What to work on:
Extract every line that contains the string "servidor".

++++ Task data ++++

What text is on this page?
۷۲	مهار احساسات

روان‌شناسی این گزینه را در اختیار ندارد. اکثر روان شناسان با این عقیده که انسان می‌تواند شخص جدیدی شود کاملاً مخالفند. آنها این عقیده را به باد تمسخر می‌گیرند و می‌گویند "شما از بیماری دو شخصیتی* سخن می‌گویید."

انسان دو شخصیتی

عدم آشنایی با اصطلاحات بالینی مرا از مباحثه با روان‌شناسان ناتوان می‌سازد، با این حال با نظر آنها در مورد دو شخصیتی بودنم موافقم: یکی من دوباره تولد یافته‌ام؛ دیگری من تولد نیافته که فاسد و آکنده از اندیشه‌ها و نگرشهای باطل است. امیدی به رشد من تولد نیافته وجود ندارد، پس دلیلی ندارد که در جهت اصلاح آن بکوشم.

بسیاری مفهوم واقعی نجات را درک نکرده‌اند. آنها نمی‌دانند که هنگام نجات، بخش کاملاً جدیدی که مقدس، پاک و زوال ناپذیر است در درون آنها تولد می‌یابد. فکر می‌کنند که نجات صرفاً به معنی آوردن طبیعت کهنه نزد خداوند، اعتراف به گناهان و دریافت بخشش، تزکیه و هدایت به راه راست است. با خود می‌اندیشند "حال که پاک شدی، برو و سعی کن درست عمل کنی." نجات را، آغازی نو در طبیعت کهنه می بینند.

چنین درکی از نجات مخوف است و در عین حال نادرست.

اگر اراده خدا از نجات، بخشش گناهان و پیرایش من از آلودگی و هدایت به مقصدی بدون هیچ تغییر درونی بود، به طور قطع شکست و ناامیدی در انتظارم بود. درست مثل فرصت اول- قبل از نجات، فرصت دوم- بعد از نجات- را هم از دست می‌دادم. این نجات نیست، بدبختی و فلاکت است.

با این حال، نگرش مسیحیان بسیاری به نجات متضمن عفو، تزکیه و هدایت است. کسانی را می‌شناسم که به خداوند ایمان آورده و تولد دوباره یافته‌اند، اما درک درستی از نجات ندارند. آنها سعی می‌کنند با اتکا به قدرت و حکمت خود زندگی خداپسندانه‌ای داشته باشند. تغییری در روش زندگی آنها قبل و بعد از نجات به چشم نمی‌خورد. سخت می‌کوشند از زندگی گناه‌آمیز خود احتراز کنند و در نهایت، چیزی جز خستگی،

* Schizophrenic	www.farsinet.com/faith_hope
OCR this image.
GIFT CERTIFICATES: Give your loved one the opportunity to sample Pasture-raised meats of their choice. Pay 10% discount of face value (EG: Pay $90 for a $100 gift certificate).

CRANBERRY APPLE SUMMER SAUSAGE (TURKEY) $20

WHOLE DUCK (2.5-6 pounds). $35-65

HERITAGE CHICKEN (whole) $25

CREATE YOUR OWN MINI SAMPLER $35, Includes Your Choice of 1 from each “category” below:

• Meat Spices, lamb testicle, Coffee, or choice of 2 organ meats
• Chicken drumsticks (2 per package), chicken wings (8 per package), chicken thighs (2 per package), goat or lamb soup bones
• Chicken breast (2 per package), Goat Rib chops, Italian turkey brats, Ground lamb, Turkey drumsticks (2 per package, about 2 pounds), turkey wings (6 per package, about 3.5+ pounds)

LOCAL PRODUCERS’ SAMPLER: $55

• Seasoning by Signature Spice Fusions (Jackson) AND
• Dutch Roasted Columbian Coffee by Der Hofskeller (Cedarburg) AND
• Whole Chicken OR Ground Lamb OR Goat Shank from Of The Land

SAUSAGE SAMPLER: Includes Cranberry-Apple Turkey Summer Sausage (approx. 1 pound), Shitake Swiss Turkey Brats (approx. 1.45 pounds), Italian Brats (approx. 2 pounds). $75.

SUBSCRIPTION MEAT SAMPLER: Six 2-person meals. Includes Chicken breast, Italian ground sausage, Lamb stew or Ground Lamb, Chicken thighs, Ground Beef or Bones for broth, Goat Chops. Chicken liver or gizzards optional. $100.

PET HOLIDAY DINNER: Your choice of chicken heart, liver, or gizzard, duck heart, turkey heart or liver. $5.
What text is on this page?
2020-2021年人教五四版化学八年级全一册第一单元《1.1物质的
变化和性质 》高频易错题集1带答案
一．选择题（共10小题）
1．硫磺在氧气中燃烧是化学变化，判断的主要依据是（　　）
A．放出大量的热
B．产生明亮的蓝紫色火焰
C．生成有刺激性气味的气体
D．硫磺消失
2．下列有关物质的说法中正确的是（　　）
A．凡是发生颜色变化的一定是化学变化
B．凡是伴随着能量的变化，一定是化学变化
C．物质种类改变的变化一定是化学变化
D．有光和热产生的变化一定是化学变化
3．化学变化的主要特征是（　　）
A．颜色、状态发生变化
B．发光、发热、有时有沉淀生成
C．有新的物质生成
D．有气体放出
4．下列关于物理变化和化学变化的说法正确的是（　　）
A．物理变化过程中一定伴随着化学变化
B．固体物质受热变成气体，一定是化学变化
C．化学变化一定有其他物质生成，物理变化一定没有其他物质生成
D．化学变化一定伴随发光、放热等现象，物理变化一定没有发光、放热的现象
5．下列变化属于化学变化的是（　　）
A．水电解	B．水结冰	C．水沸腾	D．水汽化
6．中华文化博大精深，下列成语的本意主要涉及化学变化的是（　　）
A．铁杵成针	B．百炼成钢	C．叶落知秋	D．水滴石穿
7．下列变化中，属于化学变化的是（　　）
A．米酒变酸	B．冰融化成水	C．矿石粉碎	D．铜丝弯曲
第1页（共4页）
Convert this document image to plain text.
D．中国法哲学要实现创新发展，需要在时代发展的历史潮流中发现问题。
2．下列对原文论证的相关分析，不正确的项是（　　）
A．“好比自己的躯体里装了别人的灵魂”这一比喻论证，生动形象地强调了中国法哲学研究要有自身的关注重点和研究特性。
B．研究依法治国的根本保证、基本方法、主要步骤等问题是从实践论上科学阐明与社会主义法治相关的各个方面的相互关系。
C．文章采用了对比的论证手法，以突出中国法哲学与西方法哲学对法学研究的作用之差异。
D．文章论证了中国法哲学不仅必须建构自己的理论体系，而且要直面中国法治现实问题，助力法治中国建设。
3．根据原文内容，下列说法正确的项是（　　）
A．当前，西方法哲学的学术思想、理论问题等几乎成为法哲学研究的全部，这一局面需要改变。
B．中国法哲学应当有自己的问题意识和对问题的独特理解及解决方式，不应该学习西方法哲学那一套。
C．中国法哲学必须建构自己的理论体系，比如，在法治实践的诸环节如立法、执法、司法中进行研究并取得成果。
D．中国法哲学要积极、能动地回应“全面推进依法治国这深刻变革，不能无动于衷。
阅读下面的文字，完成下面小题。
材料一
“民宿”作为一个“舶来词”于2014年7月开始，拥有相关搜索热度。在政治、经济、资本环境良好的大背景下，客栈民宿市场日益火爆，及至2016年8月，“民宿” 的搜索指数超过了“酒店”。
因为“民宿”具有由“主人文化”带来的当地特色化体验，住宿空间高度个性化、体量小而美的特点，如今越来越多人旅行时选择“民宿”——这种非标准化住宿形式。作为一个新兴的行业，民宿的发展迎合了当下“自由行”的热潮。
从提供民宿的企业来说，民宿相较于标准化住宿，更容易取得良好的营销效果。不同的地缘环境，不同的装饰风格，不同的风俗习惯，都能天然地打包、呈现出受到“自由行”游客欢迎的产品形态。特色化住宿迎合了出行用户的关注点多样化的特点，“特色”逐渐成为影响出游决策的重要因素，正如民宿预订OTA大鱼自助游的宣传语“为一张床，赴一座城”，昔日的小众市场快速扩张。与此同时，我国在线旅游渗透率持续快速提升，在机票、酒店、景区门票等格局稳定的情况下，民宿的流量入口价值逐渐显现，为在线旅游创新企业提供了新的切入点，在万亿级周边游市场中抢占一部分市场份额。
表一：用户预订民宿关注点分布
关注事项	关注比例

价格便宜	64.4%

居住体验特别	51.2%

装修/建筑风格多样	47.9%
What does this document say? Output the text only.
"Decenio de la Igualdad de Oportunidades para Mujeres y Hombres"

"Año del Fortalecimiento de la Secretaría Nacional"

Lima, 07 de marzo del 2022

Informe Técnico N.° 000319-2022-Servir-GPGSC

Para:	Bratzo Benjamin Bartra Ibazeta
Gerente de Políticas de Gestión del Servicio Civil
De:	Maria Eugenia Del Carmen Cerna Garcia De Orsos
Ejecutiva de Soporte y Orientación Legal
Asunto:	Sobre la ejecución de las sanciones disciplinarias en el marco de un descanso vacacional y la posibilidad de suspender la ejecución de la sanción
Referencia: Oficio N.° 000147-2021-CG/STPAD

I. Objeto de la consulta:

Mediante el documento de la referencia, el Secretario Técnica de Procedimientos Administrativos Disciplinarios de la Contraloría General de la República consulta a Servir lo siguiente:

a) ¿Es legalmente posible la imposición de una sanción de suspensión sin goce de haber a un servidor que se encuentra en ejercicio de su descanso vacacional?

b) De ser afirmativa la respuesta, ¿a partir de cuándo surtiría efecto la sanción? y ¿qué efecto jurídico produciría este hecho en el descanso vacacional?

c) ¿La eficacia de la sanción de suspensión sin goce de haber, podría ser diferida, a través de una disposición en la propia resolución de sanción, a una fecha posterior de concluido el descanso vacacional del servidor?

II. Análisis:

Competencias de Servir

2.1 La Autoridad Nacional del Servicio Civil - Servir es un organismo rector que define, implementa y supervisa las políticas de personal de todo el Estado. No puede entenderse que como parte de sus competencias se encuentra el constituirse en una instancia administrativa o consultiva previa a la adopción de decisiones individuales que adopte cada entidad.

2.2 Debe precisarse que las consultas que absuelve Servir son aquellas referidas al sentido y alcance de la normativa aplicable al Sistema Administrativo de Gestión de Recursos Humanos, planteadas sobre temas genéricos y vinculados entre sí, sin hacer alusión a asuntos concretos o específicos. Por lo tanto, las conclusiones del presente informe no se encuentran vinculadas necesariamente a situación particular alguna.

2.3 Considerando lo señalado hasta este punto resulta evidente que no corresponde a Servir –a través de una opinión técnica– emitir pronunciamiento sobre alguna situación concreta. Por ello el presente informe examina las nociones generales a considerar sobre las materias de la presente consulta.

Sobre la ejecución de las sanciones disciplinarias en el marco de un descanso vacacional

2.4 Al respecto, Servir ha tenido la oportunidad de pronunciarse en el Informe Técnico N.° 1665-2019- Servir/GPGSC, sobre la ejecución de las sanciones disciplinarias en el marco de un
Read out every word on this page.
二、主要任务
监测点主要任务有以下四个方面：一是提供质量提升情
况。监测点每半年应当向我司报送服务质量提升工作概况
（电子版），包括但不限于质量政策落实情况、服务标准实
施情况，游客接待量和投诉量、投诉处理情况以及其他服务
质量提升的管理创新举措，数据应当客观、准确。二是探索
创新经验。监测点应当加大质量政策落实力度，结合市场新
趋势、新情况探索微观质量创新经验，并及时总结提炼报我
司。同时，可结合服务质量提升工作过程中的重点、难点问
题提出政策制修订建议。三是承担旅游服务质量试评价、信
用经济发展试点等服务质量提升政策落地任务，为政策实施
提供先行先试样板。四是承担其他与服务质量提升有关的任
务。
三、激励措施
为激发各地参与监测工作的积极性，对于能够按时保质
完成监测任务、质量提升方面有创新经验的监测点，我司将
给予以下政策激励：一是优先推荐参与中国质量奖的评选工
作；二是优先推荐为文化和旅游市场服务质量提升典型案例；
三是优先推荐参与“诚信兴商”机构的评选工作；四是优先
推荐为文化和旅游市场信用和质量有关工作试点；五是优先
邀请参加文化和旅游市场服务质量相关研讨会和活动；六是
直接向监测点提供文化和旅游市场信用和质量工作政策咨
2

++++

Written response:
a) ¿Es legalmente posible la imposición de una sanción de suspensión sin goce de haber a un servidor que se encuentra en ejercicio de su descanso vacacional?
c) ¿La eficacia de la sanción de suspensión sin goce de haber, podría ser diferida, a través de una disposición en la propia resolución de sanción, a una fecha posterior de concluido el descanso vacacional del servidor?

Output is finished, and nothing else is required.